**Written request**
In the data below, find every line with the string "ylabel" and pull it out.

[Stored dataset items]

------------------------

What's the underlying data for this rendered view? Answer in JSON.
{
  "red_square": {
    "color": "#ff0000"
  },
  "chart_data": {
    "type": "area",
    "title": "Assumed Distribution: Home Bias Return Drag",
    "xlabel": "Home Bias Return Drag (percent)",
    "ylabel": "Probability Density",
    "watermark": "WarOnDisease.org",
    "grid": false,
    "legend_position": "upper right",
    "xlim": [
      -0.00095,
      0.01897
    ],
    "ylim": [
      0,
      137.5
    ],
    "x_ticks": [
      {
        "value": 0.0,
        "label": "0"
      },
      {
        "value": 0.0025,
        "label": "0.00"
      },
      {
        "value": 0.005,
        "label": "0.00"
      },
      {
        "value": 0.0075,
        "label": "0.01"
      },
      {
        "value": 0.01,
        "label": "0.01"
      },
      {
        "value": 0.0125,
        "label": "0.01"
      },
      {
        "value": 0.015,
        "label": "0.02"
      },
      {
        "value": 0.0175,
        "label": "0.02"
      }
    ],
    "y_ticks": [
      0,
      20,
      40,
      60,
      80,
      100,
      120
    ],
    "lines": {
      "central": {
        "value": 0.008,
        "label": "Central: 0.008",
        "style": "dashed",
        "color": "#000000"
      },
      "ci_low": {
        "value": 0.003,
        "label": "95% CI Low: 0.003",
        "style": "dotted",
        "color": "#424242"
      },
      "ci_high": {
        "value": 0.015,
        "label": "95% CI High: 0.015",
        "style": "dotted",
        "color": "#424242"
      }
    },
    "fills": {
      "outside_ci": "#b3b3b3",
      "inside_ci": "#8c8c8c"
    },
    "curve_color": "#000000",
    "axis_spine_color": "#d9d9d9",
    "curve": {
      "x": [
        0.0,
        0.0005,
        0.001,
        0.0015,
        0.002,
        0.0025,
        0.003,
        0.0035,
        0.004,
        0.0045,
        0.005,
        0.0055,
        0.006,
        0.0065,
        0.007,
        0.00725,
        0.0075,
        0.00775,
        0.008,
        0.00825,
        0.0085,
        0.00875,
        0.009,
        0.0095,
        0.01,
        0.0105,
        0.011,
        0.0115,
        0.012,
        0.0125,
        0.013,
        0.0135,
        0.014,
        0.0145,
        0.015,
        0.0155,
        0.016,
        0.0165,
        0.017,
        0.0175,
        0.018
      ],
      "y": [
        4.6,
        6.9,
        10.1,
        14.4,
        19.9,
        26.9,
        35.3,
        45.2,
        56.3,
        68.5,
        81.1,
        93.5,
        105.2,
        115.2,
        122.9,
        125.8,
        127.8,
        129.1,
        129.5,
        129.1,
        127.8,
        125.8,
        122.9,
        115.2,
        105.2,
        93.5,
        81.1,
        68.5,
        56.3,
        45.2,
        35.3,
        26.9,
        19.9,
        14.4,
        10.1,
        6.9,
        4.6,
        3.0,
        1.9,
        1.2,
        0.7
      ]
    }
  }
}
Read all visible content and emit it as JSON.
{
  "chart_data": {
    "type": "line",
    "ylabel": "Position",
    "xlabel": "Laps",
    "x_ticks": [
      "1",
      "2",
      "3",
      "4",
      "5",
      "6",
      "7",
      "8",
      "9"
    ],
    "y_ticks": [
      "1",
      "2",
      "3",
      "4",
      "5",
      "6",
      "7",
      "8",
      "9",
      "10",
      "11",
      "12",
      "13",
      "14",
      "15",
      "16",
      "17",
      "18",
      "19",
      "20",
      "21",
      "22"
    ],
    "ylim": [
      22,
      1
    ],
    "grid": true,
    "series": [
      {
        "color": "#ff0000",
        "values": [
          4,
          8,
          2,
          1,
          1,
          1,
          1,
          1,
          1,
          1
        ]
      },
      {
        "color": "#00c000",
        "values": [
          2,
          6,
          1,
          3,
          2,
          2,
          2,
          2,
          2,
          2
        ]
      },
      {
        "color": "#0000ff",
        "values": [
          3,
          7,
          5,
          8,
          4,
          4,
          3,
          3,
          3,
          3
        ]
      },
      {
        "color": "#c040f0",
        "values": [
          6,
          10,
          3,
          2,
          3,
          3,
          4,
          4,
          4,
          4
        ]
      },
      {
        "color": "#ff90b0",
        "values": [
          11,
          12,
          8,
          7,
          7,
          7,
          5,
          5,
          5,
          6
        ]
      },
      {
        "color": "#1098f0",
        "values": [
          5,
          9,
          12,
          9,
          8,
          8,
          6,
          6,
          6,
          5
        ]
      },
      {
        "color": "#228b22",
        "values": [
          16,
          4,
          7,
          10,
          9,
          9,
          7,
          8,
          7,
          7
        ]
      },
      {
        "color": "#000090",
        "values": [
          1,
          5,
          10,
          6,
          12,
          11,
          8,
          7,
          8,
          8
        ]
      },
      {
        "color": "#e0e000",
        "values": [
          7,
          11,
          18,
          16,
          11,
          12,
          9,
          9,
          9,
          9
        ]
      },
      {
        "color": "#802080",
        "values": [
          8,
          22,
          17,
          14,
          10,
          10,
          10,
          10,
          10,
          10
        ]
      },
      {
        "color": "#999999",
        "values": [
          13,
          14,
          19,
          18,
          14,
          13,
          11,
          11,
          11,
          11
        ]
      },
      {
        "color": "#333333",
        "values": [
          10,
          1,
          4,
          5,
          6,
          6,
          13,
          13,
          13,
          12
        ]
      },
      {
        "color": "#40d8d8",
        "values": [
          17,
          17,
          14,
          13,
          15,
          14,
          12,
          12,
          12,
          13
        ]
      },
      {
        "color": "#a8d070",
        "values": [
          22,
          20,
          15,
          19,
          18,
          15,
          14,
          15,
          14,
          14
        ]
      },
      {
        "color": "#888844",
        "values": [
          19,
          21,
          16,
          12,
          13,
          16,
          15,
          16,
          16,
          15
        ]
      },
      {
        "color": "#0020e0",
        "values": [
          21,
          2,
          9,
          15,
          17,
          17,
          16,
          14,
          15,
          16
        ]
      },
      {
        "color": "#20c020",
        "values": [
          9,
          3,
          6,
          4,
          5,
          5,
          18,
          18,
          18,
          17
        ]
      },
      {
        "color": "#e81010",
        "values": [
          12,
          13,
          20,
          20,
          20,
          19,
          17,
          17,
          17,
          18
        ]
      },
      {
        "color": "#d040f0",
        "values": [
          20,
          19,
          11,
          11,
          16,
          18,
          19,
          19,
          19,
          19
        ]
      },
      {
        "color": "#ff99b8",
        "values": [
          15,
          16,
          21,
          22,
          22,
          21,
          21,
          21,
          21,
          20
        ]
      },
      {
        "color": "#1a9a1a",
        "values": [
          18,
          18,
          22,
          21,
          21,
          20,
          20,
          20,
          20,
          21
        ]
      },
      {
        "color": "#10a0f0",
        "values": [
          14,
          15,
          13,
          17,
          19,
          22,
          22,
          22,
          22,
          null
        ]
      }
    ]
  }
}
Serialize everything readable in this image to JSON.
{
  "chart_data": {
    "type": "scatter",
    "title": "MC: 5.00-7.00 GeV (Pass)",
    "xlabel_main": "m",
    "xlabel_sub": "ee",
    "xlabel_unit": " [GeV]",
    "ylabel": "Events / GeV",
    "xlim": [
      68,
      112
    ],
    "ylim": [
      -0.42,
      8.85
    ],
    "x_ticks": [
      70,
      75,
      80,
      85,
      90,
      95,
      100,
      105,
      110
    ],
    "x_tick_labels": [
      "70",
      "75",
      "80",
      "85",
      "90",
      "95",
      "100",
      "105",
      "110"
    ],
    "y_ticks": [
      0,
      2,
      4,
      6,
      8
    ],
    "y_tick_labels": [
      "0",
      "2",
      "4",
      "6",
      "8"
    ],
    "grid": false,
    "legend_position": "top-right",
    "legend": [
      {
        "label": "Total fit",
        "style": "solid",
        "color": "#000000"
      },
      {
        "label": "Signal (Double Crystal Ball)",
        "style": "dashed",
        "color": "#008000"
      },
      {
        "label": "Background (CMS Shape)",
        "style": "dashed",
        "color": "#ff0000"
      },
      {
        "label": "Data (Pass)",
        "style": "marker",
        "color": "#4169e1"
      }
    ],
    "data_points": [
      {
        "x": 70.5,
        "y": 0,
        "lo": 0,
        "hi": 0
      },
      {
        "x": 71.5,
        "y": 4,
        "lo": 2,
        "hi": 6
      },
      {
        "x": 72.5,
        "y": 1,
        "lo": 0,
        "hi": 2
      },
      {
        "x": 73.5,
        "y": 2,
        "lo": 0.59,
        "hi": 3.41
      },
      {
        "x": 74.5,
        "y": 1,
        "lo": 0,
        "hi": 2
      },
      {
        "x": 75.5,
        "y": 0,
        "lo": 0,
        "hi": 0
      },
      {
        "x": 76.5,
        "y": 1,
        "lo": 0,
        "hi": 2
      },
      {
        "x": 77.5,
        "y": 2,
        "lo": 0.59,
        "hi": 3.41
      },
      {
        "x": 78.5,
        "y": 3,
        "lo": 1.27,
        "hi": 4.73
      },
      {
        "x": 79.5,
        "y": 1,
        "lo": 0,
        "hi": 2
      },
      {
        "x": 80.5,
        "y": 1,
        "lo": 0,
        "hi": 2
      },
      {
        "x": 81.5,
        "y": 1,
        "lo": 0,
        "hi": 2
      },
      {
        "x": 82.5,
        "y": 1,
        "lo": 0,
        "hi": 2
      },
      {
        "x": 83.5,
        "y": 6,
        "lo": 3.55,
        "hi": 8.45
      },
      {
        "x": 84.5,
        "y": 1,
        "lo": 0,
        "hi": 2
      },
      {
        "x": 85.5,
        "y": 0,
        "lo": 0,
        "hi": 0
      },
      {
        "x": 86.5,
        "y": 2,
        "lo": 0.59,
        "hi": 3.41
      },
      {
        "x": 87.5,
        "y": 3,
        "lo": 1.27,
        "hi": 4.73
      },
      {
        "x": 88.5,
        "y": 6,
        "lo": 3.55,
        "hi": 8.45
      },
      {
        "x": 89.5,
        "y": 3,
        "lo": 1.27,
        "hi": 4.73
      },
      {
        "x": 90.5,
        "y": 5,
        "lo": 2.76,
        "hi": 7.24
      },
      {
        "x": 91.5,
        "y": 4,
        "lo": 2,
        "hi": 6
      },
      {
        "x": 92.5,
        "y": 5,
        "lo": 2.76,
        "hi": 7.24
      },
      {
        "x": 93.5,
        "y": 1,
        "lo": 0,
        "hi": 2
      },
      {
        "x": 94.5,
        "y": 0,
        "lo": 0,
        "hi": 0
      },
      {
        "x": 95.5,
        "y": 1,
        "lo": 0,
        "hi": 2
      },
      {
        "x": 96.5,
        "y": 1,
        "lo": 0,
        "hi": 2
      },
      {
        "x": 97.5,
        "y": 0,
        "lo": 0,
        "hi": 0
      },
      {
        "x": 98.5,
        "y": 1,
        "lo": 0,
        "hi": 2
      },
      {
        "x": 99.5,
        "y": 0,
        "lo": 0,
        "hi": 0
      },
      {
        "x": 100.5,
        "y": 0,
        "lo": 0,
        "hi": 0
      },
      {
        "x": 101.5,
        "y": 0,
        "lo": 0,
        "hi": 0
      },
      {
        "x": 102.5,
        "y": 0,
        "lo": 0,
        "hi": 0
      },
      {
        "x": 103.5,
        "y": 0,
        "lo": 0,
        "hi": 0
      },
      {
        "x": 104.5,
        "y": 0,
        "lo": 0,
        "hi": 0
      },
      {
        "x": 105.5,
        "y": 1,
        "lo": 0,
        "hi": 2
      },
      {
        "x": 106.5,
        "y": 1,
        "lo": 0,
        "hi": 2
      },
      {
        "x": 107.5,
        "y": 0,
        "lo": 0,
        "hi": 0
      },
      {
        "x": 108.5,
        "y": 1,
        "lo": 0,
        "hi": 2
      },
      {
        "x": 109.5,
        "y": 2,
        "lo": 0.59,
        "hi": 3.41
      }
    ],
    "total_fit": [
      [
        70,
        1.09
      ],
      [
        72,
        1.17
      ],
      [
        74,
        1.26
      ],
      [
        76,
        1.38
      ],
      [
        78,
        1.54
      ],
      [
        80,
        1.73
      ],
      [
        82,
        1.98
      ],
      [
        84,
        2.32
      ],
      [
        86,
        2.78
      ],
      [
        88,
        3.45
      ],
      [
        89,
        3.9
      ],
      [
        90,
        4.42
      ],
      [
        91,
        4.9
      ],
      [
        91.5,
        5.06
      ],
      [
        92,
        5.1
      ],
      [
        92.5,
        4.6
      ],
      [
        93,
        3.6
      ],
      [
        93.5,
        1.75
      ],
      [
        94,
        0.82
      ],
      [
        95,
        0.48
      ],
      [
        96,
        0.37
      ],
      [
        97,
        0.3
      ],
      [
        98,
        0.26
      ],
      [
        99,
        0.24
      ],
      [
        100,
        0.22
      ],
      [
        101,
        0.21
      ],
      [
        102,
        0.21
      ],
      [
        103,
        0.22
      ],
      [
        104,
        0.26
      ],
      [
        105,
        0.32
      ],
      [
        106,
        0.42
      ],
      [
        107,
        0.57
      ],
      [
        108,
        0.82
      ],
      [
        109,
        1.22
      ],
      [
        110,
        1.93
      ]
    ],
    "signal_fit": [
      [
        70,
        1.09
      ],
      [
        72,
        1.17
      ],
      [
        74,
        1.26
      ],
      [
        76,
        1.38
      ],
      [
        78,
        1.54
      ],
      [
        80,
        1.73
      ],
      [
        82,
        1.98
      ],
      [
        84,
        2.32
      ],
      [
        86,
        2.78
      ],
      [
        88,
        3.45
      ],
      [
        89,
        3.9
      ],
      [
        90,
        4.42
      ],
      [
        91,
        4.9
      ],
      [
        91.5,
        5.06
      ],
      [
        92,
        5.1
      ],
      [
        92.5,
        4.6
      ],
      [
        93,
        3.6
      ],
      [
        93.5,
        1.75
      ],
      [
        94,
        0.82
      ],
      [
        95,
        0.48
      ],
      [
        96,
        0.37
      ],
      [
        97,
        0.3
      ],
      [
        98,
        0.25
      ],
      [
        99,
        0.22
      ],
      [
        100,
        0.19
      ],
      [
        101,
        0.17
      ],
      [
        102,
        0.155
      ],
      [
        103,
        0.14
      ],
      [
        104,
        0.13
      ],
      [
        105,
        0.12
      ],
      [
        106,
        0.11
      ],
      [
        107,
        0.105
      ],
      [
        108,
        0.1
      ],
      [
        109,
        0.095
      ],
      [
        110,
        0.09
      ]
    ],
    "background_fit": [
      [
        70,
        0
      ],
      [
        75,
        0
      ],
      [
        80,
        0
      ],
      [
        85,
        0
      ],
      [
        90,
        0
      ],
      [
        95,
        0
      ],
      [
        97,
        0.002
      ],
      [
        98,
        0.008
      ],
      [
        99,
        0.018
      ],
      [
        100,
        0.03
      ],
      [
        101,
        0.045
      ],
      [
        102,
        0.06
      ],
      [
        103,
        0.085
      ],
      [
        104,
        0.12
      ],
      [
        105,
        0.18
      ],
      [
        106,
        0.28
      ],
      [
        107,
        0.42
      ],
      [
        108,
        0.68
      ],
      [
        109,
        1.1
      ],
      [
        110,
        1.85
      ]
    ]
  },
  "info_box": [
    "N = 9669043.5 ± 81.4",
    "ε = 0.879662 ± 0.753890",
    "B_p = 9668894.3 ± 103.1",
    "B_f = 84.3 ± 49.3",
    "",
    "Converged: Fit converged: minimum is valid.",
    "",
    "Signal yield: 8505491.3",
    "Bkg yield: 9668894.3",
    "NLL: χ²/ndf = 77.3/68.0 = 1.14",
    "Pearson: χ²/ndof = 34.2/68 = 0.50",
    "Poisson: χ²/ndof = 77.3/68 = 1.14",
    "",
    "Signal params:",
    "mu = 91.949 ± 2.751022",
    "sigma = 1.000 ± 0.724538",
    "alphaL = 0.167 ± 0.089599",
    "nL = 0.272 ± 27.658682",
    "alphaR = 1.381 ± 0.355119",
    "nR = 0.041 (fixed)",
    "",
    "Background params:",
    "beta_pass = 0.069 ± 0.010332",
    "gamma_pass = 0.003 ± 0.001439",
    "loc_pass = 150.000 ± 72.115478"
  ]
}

------------------------

**Written answer**
    "ylabel": "Probability Density",
    "ylabel": "Position",
    "ylabel": "Events / GeV",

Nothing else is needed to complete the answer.